* [What is being asked] Your task is to copy every line of this material exactly.

+++ Records for processing +++

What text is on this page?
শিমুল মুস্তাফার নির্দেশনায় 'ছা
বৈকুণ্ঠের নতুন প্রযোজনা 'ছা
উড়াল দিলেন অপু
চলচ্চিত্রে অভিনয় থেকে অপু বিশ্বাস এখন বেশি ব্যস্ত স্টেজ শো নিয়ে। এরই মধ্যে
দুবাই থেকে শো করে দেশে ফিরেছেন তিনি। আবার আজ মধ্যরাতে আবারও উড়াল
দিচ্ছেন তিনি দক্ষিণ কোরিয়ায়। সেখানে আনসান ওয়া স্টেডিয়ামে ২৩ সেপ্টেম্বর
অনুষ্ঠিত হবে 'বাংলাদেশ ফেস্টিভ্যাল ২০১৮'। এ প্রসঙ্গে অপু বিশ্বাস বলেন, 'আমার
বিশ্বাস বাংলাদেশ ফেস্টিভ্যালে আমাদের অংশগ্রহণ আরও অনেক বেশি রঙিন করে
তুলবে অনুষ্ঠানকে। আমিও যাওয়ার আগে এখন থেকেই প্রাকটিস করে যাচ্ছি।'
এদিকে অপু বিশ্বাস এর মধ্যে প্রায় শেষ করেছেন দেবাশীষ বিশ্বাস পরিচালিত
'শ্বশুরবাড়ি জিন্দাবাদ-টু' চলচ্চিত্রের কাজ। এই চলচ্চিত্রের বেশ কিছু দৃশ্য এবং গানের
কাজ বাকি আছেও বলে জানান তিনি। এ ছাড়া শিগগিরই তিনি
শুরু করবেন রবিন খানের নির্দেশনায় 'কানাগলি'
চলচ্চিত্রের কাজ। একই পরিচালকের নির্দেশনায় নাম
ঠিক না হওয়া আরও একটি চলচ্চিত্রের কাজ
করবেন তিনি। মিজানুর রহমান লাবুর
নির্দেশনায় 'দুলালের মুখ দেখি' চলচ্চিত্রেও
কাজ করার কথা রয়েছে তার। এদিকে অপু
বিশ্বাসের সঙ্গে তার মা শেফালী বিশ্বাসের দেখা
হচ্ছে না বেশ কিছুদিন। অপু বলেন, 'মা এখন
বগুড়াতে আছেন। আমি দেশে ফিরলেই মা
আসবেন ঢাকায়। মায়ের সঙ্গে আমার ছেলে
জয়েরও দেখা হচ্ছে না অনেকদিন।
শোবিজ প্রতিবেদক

+++

* [Expected answer]
What text is on this page?
শিমুল মুস্তাফার নির্দেশনায় 'ছা
বৈকুণ্ঠের নতুন প্রযোজনা 'ছা
উড়াল দিলেন অপু
চলচ্চিত্রে অভিনয় থেকে অপু বিশ্বাস এখন বেশি ব্যস্ত স্টেজ শো নিয়ে। এরই মধ্যে
দুবাই থেকে শো করে দেশে ফিরেছেন তিনি। আবার আজ মধ্যরাতে আবারও উড়াল
দিচ্ছেন তিনি দক্ষিণ কোরিয়ায়। সেখানে আনসান ওয়া স্টেডিয়ামে ২৩ সেপ্টেম্বর
অনুষ্ঠিত হবে 'বাংলাদেশ ফেস্টিভ্যাল ২০১৮'। এ প্রসঙ্গে অপু বিশ্বাস বলেন, 'আমার
বিশ্বাস বাংলাদেশ ফেস্টিভ্যালে আমাদের অংশগ্রহণ আরও অনেক বেশি রঙিন করে
তুলবে অনুষ্ঠানকে। আমিও যাওয়ার আগে এখন থেকেই প্রাকটিস করে যাচ্ছি।'
এদিকে অপু বিশ্বাস এর মধ্যে প্রায় শেষ করেছেন দেবাশীষ বিশ্বাস পরিচালিত
'শ্বশুরবাড়ি জিন্দাবাদ-টু' চলচ্চিত্রের কাজ। এই চলচ্চিত্রের বেশ কিছু দৃশ্য এবং গানের
কাজ বাকি আছেও বলে জানান তিনি। এ ছাড়া শিগগিরই তিনি
শুরু করবেন রবিন খানের নির্দেশনায় 'কানাগলি'
চলচ্চিত্রের কাজ। একই পরিচালকের নির্দেশনায় নাম
ঠিক না হওয়া আরও একটি চলচ্চিত্রের কাজ
করবেন তিনি। মিজানুর রহমান লাবুর
নির্দেশনায় 'দুলালের মুখ দেখি' চলচ্চিত্রেও
কাজ করার কথা রয়েছে তার। এদিকে অপু
বিশ্বাসের সঙ্গে তার মা শেফালী বিশ্বাসের দেখা
হচ্ছে না বেশ কিছুদিন। অপু বলেন, 'মা এখন
বগুড়াতে আছেন। আমি দেশে ফিরলেই মা
আসবেন ঢাকায়। মায়ের সঙ্গে আমার ছেলে
জয়েরও দেখা হচ্ছে না অনেকদিন।
শোবিজ প্রতিবেদক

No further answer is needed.